Records from a data source:
══════════
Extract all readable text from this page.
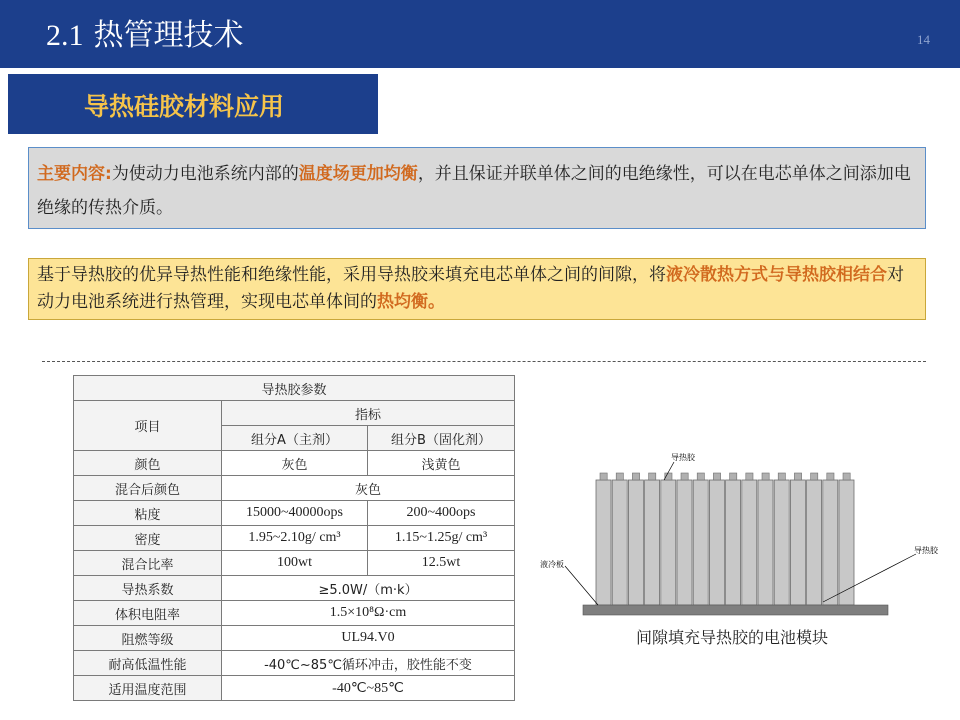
2.1 热管理技术	14
导热硅胶材料应用
主要内容:为使动力电池系统内部的温度场更加均衡，并且保证并联单体之间的电绝缘性，可以在电芯单体之间添加电绝缘的传热介质。
基于导热胶的优异导热性能和绝缘性能，采用导热胶来填充电芯单体之间的间隙，将液冷散热方式与导热胶相结合对动力电池系统进行热管理，实现电芯单体间的热均衡。
导热胶参数		
项目	指标	
	组分A（主剂）	组分B（固化剂）
颜色	灰色	浅黄色
混合后颜色	灰色	
粘度	15000~40000ops	200~400ops
密度	1.95~2.10g/ cm³	1.15~1.25g/ cm³
混合比率	100wt	12.5wt
导热系数	≥5.0W/（m·k）	
体积电阻率	1.5×10⁸Ω·cm	
阻燃等级	UL94.V0	
耐高低温性能	-40℃~85℃循环冲击，胶性能不变	
适用温度范围	-40℃~85℃	
导热胶
液冷板
导热胶
间隙填充导热胶的电池模块
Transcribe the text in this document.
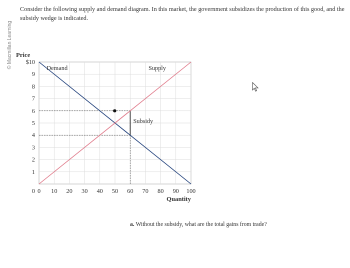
© Macmillan Learning
Consider the following supply and demand diagram. In this market, the government subsidizes the production of this good, and the subsidy wedge is indicated.
0 10 20 30 40 50 60 70 80 90 100
$10
9
8
7
6
5
4
3
2
1
0
Price
Quantity
Demand	Supply
Subsidy
a. Without the subsidy, what are the total gains from trade?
══════════
**Work instructions**
Write out the full set of lines verbatim, without the pictures.

**Result below**
Extract all readable text from this page.
2.1 热管理技术	14
导热硅胶材料应用
主要内容:为使动力电池系统内部的温度场更加均衡，并且保证并联单体之间的电绝缘性，可以在电芯单体之间添加电绝缘的传热介质。
基于导热胶的优异导热性能和绝缘性能，采用导热胶来填充电芯单体之间的间隙，将液冷散热方式与导热胶相结合对动力电池系统进行热管理，实现电芯单体间的热均衡。
导热胶参数		
项目	指标	
	组分A（主剂）	组分B（固化剂）
颜色	灰色	浅黄色
混合后颜色	灰色	
粘度	15000~40000ops	200~400ops
密度	1.95~2.10g/ cm³	1.15~1.25g/ cm³
混合比率	100wt	12.5wt
导热系数	≥5.0W/（m·k）	
体积电阻率	1.5×10⁸Ω·cm	
阻燃等级	UL94.V0	
耐高低温性能	-40℃~85℃循环冲击，胶性能不变	
适用温度范围	-40℃~85℃	
导热胶
液冷板
导热胶
间隙填充导热胶的电池模块
Transcribe the text in this document.
© Macmillan Learning
Consider the following supply and demand diagram. In this market, the government subsidizes the production of this good, and the subsidy wedge is indicated.
0 10 20 30 40 50 60 70 80 90 100
$10
9
8
7
6
5
4
3
2
1
0
Price
Quantity
Demand	Supply
Subsidy
a. Without the subsidy, what are the total gains from trade?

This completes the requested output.